In the entries below, find every line holding the string "score" and collect it.

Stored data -
^^^^
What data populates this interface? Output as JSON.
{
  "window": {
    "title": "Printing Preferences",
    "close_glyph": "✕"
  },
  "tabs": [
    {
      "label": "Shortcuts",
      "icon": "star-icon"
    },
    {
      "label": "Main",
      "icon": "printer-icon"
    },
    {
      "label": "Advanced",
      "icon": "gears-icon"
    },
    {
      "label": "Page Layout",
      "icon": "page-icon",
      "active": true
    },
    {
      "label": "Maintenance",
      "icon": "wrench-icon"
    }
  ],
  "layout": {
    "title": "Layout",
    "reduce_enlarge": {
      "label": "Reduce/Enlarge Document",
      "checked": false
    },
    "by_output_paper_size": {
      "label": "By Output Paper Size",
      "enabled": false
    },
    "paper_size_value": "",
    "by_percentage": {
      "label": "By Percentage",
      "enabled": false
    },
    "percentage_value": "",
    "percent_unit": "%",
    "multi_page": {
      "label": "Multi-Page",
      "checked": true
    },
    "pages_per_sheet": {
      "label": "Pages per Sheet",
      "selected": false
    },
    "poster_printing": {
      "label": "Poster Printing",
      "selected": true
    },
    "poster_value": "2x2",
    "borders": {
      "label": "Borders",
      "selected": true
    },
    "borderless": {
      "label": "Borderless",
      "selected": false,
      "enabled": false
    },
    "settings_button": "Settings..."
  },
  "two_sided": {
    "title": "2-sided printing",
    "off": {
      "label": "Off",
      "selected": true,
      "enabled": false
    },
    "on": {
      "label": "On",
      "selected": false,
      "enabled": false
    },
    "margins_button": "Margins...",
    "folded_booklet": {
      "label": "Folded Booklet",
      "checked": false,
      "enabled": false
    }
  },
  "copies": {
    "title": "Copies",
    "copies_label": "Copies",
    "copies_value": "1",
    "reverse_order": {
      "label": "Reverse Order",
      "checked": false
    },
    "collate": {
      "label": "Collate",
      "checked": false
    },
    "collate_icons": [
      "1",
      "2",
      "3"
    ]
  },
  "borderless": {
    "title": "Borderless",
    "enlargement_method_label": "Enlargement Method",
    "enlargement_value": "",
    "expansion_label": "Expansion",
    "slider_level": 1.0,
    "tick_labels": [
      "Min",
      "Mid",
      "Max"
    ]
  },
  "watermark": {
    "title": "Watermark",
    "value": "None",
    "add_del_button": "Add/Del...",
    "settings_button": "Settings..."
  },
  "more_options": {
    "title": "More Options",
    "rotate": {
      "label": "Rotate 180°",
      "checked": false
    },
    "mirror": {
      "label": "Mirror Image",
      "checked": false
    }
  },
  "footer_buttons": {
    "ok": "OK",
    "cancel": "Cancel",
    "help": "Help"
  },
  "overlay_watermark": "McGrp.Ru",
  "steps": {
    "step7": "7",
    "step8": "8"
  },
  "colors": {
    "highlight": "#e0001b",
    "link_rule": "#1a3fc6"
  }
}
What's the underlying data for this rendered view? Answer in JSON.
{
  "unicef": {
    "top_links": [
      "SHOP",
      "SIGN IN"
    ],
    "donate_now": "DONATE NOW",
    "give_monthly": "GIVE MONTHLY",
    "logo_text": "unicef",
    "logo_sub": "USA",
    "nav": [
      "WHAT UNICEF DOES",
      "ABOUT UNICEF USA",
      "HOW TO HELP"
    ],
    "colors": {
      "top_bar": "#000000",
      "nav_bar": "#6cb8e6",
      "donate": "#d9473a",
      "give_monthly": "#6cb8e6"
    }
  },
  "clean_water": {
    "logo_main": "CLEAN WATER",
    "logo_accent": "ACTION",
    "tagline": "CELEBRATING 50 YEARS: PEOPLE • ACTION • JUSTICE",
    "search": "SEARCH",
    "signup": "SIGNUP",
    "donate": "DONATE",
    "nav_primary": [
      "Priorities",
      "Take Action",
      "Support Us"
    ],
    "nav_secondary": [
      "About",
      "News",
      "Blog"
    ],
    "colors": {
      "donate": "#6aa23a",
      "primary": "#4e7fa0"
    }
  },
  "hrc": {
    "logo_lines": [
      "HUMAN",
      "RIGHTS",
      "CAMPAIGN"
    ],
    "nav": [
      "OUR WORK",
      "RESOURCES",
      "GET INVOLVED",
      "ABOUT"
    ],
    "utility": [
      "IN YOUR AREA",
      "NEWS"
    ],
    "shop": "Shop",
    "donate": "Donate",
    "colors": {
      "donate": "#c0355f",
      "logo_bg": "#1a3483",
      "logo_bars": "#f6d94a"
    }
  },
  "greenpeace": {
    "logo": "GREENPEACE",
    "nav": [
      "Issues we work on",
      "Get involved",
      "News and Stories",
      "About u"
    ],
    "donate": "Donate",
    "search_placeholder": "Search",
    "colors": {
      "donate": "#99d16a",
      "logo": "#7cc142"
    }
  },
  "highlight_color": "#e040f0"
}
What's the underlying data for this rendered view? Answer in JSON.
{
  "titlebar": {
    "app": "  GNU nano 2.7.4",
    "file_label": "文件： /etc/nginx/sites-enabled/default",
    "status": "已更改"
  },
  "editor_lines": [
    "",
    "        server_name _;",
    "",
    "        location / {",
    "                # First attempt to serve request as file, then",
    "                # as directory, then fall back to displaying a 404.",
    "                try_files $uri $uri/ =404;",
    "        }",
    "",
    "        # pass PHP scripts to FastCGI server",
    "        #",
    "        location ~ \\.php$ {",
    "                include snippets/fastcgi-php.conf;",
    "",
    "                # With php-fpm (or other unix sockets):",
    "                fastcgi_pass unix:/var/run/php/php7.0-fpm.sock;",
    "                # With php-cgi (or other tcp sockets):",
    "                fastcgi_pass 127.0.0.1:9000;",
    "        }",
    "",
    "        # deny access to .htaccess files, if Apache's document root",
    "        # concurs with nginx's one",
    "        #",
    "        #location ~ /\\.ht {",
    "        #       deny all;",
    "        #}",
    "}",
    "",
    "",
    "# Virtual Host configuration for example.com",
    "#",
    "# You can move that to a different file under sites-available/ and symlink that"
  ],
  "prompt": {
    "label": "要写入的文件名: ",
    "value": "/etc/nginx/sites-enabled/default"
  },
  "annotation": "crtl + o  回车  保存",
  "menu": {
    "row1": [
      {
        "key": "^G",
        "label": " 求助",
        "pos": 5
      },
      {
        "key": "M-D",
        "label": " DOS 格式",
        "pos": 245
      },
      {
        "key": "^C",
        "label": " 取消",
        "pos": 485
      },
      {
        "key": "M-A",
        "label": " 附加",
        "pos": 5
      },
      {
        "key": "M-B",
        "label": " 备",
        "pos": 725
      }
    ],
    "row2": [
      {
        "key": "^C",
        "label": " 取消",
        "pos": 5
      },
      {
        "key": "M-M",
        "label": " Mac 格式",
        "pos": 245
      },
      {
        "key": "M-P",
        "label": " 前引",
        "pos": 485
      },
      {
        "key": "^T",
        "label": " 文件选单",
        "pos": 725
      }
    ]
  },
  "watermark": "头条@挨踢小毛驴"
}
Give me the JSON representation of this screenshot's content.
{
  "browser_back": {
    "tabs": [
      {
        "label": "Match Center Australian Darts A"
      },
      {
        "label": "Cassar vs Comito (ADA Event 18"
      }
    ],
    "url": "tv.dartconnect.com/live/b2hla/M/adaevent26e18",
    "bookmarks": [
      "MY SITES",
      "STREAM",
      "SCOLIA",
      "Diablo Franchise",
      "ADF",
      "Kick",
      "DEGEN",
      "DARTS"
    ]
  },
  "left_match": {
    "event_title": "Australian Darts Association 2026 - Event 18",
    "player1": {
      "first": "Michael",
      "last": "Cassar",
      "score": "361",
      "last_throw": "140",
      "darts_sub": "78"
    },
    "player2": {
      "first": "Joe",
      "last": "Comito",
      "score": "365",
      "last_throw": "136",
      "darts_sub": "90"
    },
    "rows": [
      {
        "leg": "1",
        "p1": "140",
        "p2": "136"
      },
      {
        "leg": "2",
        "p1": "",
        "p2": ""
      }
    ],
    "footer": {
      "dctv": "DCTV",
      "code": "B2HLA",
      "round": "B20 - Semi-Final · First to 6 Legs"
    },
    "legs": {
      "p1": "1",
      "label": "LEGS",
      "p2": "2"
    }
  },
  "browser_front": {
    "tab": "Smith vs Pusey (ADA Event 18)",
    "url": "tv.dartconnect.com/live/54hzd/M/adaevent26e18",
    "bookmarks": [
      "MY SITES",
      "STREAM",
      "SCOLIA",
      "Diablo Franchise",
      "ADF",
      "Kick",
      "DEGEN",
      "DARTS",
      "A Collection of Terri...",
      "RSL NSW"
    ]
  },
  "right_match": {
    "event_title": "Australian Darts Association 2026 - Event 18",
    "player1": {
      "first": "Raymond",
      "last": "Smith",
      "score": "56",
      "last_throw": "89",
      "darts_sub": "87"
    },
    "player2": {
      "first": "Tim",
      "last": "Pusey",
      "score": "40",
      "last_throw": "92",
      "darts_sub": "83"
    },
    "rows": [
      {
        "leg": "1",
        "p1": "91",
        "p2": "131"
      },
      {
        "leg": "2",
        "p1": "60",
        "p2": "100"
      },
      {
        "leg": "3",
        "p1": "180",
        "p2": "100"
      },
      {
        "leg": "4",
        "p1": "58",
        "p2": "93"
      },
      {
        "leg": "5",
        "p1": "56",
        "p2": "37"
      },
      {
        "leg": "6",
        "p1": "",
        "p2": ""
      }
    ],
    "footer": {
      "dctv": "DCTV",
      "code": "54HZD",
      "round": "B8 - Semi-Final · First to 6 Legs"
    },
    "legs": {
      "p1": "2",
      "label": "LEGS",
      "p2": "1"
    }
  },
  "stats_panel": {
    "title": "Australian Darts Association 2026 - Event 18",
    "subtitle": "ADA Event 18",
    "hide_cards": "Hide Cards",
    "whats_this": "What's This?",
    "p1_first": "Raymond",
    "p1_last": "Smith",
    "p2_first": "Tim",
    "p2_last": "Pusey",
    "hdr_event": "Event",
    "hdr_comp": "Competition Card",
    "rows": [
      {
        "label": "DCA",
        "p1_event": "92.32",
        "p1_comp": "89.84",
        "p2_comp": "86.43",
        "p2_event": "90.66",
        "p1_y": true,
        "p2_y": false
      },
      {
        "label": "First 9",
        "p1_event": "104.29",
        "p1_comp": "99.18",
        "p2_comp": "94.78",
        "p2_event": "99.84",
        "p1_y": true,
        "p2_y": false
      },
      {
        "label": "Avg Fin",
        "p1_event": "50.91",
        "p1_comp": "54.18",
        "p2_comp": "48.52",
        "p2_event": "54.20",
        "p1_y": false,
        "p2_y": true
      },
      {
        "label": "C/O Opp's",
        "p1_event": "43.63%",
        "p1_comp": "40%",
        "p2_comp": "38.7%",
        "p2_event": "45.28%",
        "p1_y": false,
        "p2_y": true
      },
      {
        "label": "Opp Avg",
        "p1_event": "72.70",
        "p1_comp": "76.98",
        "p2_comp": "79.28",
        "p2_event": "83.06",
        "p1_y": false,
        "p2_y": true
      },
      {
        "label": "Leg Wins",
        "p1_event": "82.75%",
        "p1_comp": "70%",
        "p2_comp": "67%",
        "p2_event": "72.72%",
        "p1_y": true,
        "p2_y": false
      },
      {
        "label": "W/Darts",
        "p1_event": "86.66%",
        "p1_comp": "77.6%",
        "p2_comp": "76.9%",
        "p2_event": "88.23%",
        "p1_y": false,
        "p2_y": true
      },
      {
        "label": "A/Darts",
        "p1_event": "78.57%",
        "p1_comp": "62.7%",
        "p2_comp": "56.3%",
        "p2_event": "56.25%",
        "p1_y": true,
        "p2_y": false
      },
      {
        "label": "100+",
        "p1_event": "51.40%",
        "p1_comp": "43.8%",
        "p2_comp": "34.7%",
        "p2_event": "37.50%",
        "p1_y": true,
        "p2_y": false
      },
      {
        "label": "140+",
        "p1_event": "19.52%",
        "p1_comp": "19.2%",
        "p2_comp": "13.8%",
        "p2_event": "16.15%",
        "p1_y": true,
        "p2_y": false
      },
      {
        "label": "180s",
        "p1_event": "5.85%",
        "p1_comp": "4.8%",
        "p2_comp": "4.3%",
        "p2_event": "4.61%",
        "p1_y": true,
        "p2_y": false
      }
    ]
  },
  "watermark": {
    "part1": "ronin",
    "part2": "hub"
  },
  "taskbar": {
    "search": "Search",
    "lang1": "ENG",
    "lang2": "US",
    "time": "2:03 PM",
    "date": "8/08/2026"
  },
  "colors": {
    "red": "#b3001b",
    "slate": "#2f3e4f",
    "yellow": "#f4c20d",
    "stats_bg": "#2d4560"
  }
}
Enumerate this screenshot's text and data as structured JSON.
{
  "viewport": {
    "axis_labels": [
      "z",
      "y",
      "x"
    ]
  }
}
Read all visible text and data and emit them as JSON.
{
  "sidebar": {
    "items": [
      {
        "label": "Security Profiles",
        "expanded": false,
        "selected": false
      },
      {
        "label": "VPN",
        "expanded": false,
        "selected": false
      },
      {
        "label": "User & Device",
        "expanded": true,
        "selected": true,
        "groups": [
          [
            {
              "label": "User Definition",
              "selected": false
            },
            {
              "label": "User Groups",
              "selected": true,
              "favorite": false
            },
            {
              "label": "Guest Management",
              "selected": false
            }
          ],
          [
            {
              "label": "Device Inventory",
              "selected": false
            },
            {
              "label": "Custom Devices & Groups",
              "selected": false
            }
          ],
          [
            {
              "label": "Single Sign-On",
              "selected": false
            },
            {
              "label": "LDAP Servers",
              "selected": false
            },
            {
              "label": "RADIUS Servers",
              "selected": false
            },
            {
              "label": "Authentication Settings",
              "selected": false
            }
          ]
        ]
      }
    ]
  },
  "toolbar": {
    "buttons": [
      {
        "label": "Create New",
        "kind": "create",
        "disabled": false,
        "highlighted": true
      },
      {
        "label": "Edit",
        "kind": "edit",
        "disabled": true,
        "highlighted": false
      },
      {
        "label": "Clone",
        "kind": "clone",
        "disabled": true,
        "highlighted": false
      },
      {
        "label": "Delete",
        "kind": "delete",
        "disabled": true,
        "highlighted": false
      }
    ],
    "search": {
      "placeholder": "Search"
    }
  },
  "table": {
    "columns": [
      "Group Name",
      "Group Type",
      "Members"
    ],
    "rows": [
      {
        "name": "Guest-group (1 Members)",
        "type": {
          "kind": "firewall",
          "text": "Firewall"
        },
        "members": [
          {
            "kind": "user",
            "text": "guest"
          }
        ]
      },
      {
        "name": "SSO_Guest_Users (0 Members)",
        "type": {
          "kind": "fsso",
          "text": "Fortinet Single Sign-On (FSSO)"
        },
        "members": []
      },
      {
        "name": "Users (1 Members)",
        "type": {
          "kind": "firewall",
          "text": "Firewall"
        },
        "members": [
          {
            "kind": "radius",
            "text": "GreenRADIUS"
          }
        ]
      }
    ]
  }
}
^^^^
Expected answer -
      "score": "361",
      "score": "365",
      "score": "56",
      "score": "40",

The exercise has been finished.